— WHAT THIS TASK INVOLVES —
How many lines of these entries include the string "Accounts"? State the number alone.

— ENTRIES —
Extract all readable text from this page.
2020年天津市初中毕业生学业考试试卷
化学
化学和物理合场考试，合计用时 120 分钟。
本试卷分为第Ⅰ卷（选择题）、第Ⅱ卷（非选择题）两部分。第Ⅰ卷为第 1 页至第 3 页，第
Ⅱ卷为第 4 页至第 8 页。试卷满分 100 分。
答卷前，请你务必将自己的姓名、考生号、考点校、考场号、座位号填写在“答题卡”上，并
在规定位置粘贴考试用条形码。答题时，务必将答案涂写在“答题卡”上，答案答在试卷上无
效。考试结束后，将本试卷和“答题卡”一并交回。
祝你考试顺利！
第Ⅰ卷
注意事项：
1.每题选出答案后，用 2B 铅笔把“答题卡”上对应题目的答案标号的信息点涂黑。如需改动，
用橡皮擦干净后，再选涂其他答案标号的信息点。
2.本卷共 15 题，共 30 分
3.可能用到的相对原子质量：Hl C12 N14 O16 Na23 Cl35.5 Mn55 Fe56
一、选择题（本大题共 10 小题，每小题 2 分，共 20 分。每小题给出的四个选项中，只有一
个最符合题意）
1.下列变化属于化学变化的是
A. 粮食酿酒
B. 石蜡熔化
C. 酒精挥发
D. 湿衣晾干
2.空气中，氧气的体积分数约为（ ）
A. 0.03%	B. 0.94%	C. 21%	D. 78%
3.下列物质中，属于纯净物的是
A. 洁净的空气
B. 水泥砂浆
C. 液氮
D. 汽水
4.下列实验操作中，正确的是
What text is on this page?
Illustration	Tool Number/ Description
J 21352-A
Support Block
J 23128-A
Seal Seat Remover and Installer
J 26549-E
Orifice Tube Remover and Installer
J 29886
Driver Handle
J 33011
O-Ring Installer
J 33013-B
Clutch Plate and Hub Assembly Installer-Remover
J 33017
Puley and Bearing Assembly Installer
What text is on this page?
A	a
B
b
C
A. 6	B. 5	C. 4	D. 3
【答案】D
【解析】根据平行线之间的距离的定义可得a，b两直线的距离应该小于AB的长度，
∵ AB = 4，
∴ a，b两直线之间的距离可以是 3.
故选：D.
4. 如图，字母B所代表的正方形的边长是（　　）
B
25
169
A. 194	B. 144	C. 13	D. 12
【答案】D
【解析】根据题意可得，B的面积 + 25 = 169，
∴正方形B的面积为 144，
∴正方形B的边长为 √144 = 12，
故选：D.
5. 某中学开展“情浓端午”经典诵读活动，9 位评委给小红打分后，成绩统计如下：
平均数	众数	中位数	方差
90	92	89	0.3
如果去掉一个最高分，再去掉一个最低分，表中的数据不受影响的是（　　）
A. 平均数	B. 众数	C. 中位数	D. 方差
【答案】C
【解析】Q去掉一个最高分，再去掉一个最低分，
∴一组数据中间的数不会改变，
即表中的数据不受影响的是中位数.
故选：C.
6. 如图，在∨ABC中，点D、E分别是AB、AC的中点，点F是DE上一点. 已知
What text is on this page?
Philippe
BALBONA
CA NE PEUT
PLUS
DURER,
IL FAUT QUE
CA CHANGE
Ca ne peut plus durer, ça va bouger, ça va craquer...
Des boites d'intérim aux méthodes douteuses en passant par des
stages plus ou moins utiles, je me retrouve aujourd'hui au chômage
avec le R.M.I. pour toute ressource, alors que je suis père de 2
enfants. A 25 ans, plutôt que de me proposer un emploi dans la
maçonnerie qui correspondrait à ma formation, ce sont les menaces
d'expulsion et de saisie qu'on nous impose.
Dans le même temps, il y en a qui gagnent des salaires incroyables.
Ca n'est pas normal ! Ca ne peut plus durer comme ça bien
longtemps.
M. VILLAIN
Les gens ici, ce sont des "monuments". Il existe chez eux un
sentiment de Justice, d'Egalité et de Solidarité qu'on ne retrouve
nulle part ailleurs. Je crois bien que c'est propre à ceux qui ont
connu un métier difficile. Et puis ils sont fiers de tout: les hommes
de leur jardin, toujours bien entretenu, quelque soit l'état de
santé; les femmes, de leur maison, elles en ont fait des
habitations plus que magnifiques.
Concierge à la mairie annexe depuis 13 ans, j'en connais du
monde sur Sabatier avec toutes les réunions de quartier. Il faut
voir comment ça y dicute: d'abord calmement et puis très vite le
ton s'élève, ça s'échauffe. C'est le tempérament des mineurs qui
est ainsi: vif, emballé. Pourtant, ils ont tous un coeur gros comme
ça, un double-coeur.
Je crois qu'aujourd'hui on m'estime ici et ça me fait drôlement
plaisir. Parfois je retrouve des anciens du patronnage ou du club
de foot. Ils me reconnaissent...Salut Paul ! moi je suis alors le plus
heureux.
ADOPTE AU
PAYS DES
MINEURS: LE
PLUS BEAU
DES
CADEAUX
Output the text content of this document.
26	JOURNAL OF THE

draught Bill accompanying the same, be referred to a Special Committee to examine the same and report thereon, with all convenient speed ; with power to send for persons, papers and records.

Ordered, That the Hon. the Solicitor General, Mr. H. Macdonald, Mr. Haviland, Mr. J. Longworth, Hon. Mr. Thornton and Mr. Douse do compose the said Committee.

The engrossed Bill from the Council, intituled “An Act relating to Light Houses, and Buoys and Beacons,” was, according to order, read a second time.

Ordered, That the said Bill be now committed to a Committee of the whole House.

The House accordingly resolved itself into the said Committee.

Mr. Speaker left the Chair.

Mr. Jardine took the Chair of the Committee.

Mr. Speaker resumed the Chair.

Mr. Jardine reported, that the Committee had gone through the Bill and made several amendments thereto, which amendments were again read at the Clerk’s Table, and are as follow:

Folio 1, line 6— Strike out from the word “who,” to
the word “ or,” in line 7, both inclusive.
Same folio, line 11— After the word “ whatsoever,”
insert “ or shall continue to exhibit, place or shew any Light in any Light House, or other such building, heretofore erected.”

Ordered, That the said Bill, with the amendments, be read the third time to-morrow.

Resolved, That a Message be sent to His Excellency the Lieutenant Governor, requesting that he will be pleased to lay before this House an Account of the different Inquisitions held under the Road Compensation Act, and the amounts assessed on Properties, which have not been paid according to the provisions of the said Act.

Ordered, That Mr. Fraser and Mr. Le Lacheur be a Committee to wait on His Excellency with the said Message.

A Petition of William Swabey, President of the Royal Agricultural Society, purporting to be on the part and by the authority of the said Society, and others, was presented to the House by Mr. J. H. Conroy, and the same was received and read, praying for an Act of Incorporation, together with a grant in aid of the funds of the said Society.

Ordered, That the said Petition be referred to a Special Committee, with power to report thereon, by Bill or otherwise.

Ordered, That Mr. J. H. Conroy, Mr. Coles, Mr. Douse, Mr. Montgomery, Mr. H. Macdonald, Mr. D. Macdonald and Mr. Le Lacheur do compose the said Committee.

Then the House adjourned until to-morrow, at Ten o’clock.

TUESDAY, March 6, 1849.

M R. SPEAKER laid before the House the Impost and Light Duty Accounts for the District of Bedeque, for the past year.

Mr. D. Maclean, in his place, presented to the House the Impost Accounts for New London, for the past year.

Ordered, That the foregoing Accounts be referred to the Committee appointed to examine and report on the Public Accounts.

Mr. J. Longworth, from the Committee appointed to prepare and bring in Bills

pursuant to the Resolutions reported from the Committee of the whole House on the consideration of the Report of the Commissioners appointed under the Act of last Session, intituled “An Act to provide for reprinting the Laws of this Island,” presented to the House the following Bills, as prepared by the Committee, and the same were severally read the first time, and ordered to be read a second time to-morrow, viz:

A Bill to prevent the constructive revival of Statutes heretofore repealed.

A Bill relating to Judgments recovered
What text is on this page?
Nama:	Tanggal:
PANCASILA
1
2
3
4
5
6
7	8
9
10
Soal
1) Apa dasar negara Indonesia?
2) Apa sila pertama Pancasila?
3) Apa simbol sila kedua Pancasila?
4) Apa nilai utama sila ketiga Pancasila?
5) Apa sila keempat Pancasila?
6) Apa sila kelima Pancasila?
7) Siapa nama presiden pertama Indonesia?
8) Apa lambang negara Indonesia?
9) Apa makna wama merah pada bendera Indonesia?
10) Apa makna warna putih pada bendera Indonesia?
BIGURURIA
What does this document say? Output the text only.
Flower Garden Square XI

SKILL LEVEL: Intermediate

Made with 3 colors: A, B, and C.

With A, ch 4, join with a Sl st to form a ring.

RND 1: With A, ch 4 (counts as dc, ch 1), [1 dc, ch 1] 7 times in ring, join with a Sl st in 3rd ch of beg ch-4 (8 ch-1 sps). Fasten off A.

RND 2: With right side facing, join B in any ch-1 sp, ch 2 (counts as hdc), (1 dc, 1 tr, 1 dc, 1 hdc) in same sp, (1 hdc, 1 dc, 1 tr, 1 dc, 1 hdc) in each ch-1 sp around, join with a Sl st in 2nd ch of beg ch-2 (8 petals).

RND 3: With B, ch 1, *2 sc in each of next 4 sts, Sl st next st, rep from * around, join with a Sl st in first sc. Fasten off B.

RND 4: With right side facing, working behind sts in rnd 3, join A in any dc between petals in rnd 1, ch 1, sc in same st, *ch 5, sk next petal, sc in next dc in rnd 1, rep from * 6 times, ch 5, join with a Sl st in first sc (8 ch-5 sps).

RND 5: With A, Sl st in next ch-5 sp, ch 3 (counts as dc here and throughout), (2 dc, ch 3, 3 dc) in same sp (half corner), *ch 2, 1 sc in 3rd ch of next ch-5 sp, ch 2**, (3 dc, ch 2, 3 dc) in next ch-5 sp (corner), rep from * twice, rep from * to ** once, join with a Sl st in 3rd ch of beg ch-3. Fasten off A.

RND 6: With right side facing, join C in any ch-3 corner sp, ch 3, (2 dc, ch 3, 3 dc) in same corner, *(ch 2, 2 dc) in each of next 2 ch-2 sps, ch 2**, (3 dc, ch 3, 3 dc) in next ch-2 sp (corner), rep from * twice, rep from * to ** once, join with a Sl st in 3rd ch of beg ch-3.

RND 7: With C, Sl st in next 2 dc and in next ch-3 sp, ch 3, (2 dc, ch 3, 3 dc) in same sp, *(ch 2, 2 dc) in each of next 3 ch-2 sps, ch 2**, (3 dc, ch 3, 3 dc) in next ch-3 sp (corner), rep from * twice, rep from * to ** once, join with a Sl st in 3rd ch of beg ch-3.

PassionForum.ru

— WORKED ANSWER —
3